--- What is required ---
Go through the records and extract every line with the word "体内受精".

## begin

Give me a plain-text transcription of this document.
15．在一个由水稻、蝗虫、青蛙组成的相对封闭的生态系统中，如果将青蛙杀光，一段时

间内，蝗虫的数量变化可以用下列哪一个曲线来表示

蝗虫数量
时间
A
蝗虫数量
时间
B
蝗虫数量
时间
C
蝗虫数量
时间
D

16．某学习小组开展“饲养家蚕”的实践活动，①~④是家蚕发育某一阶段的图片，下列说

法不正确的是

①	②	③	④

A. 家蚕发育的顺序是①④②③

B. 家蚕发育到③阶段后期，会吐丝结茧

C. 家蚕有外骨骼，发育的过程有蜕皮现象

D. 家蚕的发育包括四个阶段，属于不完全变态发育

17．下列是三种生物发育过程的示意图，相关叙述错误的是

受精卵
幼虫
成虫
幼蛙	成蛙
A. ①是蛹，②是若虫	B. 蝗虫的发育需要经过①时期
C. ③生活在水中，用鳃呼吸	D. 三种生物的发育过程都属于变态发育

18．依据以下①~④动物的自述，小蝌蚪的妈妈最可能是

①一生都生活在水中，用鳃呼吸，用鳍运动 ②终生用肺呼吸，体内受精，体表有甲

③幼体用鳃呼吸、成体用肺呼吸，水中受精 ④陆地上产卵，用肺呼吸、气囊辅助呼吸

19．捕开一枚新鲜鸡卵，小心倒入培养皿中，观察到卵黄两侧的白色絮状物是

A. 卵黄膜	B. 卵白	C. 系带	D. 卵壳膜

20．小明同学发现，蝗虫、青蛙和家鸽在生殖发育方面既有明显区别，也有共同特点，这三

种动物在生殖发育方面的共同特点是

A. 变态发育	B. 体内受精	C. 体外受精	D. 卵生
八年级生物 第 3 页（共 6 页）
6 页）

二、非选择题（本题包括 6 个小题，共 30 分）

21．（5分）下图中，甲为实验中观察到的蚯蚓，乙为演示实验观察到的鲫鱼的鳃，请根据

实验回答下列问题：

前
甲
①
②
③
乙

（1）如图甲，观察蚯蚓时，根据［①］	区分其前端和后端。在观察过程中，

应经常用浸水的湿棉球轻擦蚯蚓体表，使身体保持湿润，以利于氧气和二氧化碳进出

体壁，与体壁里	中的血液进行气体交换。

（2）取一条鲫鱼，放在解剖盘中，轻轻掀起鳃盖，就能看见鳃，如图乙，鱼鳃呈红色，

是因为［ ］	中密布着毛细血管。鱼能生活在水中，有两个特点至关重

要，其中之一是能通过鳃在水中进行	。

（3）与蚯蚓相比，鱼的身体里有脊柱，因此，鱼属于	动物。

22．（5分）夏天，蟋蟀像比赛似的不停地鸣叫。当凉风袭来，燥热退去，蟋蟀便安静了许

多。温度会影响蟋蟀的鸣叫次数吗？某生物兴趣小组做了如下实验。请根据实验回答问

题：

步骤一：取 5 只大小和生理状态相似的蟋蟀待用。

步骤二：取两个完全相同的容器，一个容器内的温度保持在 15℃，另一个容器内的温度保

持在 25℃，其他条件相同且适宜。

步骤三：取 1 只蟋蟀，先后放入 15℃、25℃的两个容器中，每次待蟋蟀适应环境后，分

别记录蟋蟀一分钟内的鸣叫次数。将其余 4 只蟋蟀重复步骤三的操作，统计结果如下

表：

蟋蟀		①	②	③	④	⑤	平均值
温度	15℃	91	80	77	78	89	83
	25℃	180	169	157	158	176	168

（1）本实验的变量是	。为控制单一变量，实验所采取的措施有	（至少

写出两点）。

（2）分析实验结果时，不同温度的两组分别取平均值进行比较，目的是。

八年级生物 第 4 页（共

## end

--- Answer ---
①一生都生活在水中，用鳃呼吸，用鳍运动 ②终生用肺呼吸，体内受精，体表有甲
A. 变态发育	B. 体内受精	C. 体外受精	D. 卵生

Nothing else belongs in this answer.